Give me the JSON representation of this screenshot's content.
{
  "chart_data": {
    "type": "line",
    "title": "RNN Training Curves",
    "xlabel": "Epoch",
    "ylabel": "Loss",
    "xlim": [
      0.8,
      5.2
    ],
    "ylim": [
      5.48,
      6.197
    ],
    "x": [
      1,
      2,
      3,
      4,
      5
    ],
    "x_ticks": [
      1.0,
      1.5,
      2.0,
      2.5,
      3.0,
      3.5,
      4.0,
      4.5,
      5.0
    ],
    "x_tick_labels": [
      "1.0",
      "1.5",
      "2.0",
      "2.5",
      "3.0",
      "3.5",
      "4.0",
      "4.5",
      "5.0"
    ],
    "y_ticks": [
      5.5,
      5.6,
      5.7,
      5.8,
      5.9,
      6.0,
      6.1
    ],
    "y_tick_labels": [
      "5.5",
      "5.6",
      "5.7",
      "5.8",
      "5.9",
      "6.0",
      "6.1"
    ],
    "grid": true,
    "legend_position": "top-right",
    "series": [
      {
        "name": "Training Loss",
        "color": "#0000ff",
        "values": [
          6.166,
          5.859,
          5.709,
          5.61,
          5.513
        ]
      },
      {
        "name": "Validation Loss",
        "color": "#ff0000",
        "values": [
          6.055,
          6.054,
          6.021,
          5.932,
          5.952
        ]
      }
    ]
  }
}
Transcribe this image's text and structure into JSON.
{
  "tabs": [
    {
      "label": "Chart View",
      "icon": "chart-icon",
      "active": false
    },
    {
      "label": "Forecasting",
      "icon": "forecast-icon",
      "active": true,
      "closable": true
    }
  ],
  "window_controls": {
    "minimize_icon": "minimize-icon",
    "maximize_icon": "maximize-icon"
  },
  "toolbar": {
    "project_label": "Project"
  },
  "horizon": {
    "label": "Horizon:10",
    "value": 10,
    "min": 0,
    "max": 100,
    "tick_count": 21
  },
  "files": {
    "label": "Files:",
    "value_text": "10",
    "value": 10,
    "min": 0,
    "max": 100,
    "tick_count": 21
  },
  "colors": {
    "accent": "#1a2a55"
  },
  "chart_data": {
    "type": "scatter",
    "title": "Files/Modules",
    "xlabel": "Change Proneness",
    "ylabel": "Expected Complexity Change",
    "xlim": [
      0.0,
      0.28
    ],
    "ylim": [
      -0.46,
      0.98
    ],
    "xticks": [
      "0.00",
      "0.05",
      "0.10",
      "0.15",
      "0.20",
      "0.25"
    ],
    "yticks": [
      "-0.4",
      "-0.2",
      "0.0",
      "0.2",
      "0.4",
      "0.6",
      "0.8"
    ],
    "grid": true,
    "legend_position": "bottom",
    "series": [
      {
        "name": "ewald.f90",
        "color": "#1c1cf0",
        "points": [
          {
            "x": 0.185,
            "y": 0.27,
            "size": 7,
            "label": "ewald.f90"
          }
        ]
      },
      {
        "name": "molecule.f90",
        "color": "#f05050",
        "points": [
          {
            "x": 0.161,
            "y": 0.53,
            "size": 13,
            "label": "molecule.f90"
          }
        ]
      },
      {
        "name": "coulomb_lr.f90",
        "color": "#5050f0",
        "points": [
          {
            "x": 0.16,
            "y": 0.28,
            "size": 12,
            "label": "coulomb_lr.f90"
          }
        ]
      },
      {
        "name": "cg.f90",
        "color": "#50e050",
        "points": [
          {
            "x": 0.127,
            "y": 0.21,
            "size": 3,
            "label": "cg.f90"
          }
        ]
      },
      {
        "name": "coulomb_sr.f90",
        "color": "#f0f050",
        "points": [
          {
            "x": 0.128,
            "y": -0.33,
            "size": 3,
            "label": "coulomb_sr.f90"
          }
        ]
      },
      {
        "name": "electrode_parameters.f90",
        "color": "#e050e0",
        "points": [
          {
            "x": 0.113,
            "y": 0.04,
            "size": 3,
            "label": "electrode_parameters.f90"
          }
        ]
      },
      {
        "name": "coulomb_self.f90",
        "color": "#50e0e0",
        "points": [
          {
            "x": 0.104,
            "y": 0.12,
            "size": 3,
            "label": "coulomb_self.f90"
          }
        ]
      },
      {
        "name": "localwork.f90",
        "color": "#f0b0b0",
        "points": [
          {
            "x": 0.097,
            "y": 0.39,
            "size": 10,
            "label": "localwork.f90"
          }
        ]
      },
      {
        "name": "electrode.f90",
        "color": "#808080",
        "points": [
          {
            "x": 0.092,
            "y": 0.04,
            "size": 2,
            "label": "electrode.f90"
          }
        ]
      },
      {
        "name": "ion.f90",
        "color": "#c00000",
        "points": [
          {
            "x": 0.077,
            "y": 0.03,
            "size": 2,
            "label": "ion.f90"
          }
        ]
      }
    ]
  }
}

==========

### GIVEN PROBLEM
Your task is to quote all of the data word for word.

### ANSWER FOR THIS EXERCISE
Give me the JSON representation of this screenshot's content.
{
  "chart_data": {
    "type": "line",
    "title": "RNN Training Curves",
    "xlabel": "Epoch",
    "ylabel": "Loss",
    "xlim": [
      0.8,
      5.2
    ],
    "ylim": [
      5.48,
      6.197
    ],
    "x": [
      1,
      2,
      3,
      4,
      5
    ],
    "x_ticks": [
      1.0,
      1.5,
      2.0,
      2.5,
      3.0,
      3.5,
      4.0,
      4.5,
      5.0
    ],
    "x_tick_labels": [
      "1.0",
      "1.5",
      "2.0",
      "2.5",
      "3.0",
      "3.5",
      "4.0",
      "4.5",
      "5.0"
    ],
    "y_ticks": [
      5.5,
      5.6,
      5.7,
      5.8,
      5.9,
      6.0,
      6.1
    ],
    "y_tick_labels": [
      "5.5",
      "5.6",
      "5.7",
      "5.8",
      "5.9",
      "6.0",
      "6.1"
    ],
    "grid": true,
    "legend_position": "top-right",
    "series": [
      {
        "name": "Training Loss",
        "color": "#0000ff",
        "values": [
          6.166,
          5.859,
          5.709,
          5.61,
          5.513
        ]
      },
      {
        "name": "Validation Loss",
        "color": "#ff0000",
        "values": [
          6.055,
          6.054,
          6.021,
          5.932,
          5.952
        ]
      }
    ]
  }
}
Transcribe this image's text and structure into JSON.
{
  "tabs": [
    {
      "label": "Chart View",
      "icon": "chart-icon",
      "active": false
    },
    {
      "label": "Forecasting",
      "icon": "forecast-icon",
      "active": true,
      "closable": true
    }
  ],
  "window_controls": {
    "minimize_icon": "minimize-icon",
    "maximize_icon": "maximize-icon"
  },
  "toolbar": {
    "project_label": "Project"
  },
  "horizon": {
    "label": "Horizon:10",
    "value": 10,
    "min": 0,
    "max": 100,
    "tick_count": 21
  },
  "files": {
    "label": "Files:",
    "value_text": "10",
    "value": 10,
    "min": 0,
    "max": 100,
    "tick_count": 21
  },
  "colors": {
    "accent": "#1a2a55"
  },
  "chart_data": {
    "type": "scatter",
    "title": "Files/Modules",
    "xlabel": "Change Proneness",
    "ylabel": "Expected Complexity Change",
    "xlim": [
      0.0,
      0.28
    ],
    "ylim": [
      -0.46,
      0.98
    ],
    "xticks": [
      "0.00",
      "0.05",
      "0.10",
      "0.15",
      "0.20",
      "0.25"
    ],
    "yticks": [
      "-0.4",
      "-0.2",
      "0.0",
      "0.2",
      "0.4",
      "0.6",
      "0.8"
    ],
    "grid": true,
    "legend_position": "bottom",
    "series": [
      {
        "name": "ewald.f90",
        "color": "#1c1cf0",
        "points": [
          {
            "x": 0.185,
            "y": 0.27,
            "size": 7,
            "label": "ewald.f90"
          }
        ]
      },
      {
        "name": "molecule.f90",
        "color": "#f05050",
        "points": [
          {
            "x": 0.161,
            "y": 0.53,
            "size": 13,
            "label": "molecule.f90"
          }
        ]
      },
      {
        "name": "coulomb_lr.f90",
        "color": "#5050f0",
        "points": [
          {
            "x": 0.16,
            "y": 0.28,
            "size": 12,
            "label": "coulomb_lr.f90"
          }
        ]
      },
      {
        "name": "cg.f90",
        "color": "#50e050",
        "points": [
          {
            "x": 0.127,
            "y": 0.21,
            "size": 3,
            "label": "cg.f90"
          }
        ]
      },
      {
        "name": "coulomb_sr.f90",
        "color": "#f0f050",
        "points": [
          {
            "x": 0.128,
            "y": -0.33,
            "size": 3,
            "label": "coulomb_sr.f90"
          }
        ]
      },
      {
        "name": "electrode_parameters.f90",
        "color": "#e050e0",
        "points": [
          {
            "x": 0.113,
            "y": 0.04,
            "size": 3,
            "label": "electrode_parameters.f90"
          }
        ]
      },
      {
        "name": "coulomb_self.f90",
        "color": "#50e0e0",
        "points": [
          {
            "x": 0.104,
            "y": 0.12,
            "size": 3,
            "label": "coulomb_self.f90"
          }
        ]
      },
      {
        "name": "localwork.f90",
        "color": "#f0b0b0",
        "points": [
          {
            "x": 0.097,
            "y": 0.39,
            "size": 10,
            "label": "localwork.f90"
          }
        ]
      },
      {
        "name": "electrode.f90",
        "color": "#808080",
        "points": [
          {
            "x": 0.092,
            "y": 0.04,
            "size": 2,
            "label": "electrode.f90"
          }
        ]
      },
      {
        "name": "ion.f90",
        "color": "#c00000",
        "points": [
          {
            "x": 0.077,
            "y": 0.03,
            "size": 2,
            "label": "ion.f90"
          }
        ]
      }
    ]
  }
}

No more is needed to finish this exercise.